• **What you should do**:
Using the material that follows, identify and copy each line with the string "JSON".
───── The records
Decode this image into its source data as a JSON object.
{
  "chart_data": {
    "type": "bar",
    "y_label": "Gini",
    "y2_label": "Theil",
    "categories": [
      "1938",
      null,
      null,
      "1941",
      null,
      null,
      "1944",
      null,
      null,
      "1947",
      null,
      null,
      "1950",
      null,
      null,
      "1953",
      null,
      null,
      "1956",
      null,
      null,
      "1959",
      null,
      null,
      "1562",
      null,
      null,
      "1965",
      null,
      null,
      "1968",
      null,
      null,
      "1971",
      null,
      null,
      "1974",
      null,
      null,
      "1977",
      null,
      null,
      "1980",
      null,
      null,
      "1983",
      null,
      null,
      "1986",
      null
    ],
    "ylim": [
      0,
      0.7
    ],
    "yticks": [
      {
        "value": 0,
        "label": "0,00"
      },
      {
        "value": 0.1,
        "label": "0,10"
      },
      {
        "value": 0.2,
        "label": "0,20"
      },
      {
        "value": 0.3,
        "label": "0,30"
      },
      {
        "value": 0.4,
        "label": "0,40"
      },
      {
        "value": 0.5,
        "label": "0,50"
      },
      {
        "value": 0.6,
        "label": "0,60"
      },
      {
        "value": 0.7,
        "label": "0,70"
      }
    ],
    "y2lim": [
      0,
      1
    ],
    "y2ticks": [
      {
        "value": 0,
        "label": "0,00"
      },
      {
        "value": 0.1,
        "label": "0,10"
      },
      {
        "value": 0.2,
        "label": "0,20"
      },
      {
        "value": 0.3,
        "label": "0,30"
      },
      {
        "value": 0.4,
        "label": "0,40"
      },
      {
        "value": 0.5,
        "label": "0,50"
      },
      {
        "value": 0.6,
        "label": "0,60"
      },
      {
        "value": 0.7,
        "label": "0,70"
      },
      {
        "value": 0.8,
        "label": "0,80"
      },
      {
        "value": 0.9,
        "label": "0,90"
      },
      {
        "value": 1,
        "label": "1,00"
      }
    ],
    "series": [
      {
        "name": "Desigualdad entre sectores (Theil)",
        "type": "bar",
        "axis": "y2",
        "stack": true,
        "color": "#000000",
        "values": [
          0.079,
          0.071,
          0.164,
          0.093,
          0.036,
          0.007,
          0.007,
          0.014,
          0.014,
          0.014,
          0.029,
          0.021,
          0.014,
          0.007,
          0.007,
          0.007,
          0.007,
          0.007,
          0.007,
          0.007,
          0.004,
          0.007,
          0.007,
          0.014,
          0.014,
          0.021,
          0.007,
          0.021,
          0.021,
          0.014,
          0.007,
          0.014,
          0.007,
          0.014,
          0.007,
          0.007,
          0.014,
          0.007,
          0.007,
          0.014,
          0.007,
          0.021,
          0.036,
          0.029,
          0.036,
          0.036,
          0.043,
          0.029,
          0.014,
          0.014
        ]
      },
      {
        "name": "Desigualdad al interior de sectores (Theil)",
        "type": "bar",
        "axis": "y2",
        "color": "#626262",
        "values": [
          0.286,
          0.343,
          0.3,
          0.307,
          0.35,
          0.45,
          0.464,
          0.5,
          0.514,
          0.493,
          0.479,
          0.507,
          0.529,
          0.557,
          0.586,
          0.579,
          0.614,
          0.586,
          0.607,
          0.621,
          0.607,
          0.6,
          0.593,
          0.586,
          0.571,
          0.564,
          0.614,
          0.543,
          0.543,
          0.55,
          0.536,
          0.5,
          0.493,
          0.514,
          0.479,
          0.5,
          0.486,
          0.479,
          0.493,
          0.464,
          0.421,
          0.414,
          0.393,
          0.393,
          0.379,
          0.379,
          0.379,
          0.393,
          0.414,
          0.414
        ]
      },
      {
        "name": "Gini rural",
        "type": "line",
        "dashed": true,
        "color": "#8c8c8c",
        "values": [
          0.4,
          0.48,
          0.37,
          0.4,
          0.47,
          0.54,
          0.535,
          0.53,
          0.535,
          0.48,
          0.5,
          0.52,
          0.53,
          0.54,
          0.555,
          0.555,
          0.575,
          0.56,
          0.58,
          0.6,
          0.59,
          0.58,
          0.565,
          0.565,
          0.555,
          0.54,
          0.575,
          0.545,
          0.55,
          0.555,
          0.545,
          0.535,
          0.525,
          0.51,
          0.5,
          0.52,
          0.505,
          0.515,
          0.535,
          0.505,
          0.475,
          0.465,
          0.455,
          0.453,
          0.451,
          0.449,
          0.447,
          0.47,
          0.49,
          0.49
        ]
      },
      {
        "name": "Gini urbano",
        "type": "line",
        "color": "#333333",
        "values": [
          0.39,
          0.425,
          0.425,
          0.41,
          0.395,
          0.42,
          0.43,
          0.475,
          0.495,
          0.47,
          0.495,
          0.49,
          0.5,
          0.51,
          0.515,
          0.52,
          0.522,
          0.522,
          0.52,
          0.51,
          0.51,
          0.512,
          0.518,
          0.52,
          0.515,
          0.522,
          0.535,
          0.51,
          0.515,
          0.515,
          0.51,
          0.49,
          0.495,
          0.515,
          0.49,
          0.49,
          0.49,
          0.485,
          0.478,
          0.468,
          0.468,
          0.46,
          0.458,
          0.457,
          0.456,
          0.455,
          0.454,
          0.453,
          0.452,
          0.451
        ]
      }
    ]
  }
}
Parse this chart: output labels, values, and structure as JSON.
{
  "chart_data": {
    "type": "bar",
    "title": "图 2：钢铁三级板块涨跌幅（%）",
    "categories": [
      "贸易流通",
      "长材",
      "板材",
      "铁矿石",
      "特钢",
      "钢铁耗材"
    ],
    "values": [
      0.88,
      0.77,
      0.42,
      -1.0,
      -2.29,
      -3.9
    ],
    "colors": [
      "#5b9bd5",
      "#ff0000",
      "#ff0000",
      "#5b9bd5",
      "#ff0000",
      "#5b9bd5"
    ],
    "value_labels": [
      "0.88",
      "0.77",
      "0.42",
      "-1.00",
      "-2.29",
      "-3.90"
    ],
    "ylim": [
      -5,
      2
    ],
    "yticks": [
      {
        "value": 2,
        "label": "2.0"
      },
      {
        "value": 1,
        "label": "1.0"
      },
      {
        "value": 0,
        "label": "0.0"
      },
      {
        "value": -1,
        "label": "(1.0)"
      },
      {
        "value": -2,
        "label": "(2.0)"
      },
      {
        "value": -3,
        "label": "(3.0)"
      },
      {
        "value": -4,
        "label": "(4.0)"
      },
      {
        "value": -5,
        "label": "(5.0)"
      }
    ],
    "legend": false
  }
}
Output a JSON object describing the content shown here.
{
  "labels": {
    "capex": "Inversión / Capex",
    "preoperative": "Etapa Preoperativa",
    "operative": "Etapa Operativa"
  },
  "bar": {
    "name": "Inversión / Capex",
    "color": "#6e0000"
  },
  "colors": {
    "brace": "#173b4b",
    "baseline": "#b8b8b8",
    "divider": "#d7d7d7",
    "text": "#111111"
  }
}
──────────
• **Result for this exercise**:
Decode this image into its source data as a JSON object.
Parse this chart: output labels, values, and structure as JSON.
Output a JSON object describing the content shown here.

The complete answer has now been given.